_What needs to be done_
For the copy, please give all of the data again exactly and leave the pictures out.

_Dataset entries_
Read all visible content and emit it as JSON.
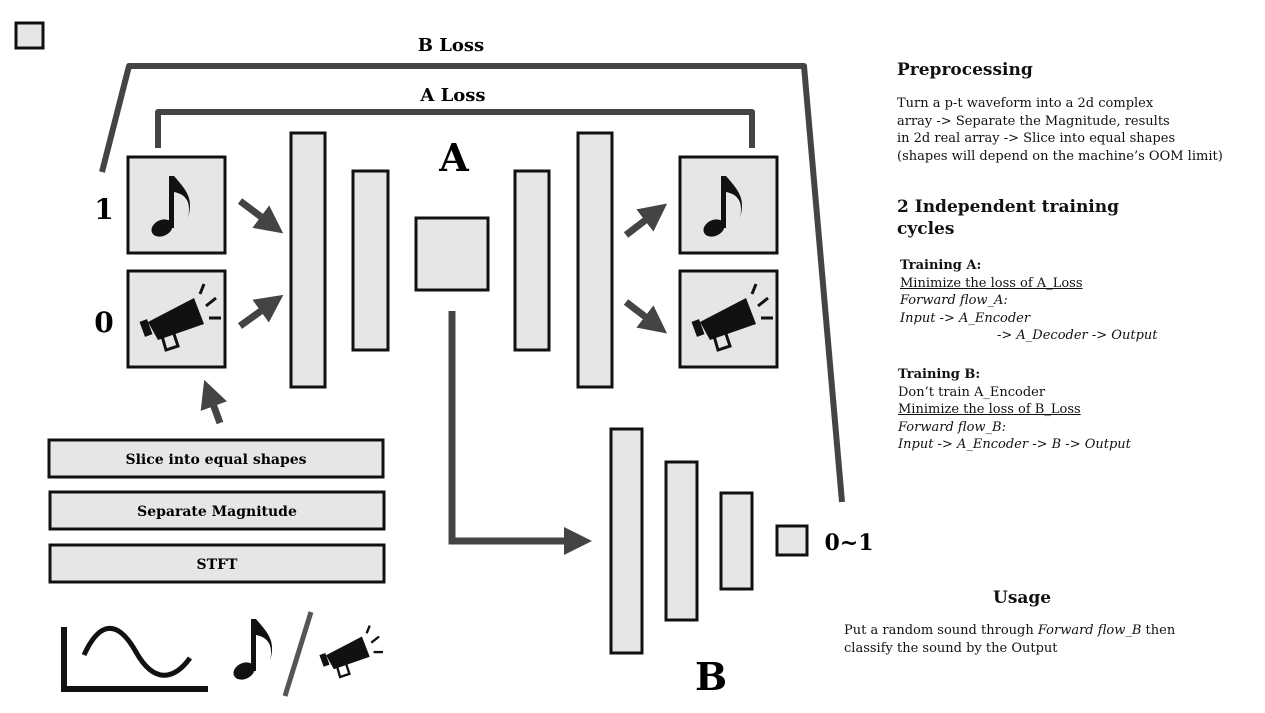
{
  "diagram": {
    "label_b_loss": "B Loss",
    "label_a_loss": "A Loss",
    "label_a": "A",
    "label_b": "B",
    "label_one": "1",
    "label_zero": "0",
    "label_output_range": "0~1",
    "step_slice": "Slice into equal shapes",
    "step_separate": "Separate Magnitude",
    "step_stft": "STFT",
    "icons": [
      "music-note-icon",
      "megaphone-icon",
      "waveform-icon"
    ]
  },
  "preprocessing": {
    "heading": "Preprocessing",
    "lines": [
      "Turn a p-t waveform into a 2d complex",
      "array -> Separate the Magnitude, results",
      "in 2d real array -> Slice into equal shapes",
      "(shapes will depend on the machine’s OOM limit)"
    ]
  },
  "training": {
    "heading_line1": "2 Independent training",
    "heading_line2": "cycles",
    "a": {
      "title": "Training A:",
      "goal": "Minimize the loss of A_Loss",
      "flow_label": "Forward flow_A:",
      "flow_line1": "Input -> A_Encoder",
      "flow_line2": "-> A_Decoder -> Output"
    },
    "b": {
      "title": "Training B:",
      "note": "Don’t train A_Encoder",
      "goal": "Minimize the loss of B_Loss",
      "flow_label": "Forward flow_B:",
      "flow_line": "Input -> A_Encoder -> B -> Output"
    }
  },
  "usage": {
    "heading": "Usage",
    "line1_pre": "Put a random sound through ",
    "line1_em": "Forward flow_B",
    "line1_post": " then",
    "line2": "classify the sound by the Output"
  }
}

_Expected answer_
Read all visible content and emit it as JSON.
{
  "diagram": {
    "label_b_loss": "B Loss",
    "label_a_loss": "A Loss",
    "label_a": "A",
    "label_b": "B",
    "label_one": "1",
    "label_zero": "0",
    "label_output_range": "0~1",
    "step_slice": "Slice into equal shapes",
    "step_separate": "Separate Magnitude",
    "step_stft": "STFT",
    "icons": [
      "music-note-icon",
      "megaphone-icon",
      "waveform-icon"
    ]
  },
  "preprocessing": {
    "heading": "Preprocessing",
    "lines": [
      "Turn a p-t waveform into a 2d complex",
      "array -> Separate the Magnitude, results",
      "in 2d real array -> Slice into equal shapes",
      "(shapes will depend on the machine’s OOM limit)"
    ]
  },
  "training": {
    "heading_line1": "2 Independent training",
    "heading_line2": "cycles",
    "a": {
      "title": "Training A:",
      "goal": "Minimize the loss of A_Loss",
      "flow_label": "Forward flow_A:",
      "flow_line1": "Input -> A_Encoder",
      "flow_line2": "-> A_Decoder -> Output"
    },
    "b": {
      "title": "Training B:",
      "note": "Don’t train A_Encoder",
      "goal": "Minimize the loss of B_Loss",
      "flow_label": "Forward flow_B:",
      "flow_line": "Input -> A_Encoder -> B -> Output"
    }
  },
  "usage": {
    "heading": "Usage",
    "line1_pre": "Put a random sound through ",
    "line1_em": "Forward flow_B",
    "line1_post": " then",
    "line2": "classify the sound by the Output"
  }
}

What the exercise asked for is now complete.